Search the data below for "votes"; list each line that holds it.

[Raw records]
»»
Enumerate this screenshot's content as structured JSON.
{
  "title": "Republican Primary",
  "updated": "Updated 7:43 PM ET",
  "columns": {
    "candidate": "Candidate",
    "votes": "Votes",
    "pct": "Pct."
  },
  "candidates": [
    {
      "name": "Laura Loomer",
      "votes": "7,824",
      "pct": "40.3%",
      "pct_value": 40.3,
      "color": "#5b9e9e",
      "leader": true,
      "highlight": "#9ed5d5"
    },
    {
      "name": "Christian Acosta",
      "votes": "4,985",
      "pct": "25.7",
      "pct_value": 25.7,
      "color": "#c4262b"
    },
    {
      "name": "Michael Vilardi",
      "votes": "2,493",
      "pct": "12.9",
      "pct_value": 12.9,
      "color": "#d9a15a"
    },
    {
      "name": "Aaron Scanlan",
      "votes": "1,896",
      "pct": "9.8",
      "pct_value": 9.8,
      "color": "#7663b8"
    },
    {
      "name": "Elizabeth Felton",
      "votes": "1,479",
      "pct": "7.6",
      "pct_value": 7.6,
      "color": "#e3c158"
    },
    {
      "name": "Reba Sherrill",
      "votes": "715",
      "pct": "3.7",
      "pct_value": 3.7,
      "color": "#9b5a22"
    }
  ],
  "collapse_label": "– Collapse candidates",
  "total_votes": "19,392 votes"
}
««
**Expected answer**:
    "votes": "Votes",
      "votes": "7,824",
      "votes": "4,985",
      "votes": "2,493",
      "votes": "1,896",
      "votes": "1,479",
      "votes": "715",
  "total_votes": "19,392 votes"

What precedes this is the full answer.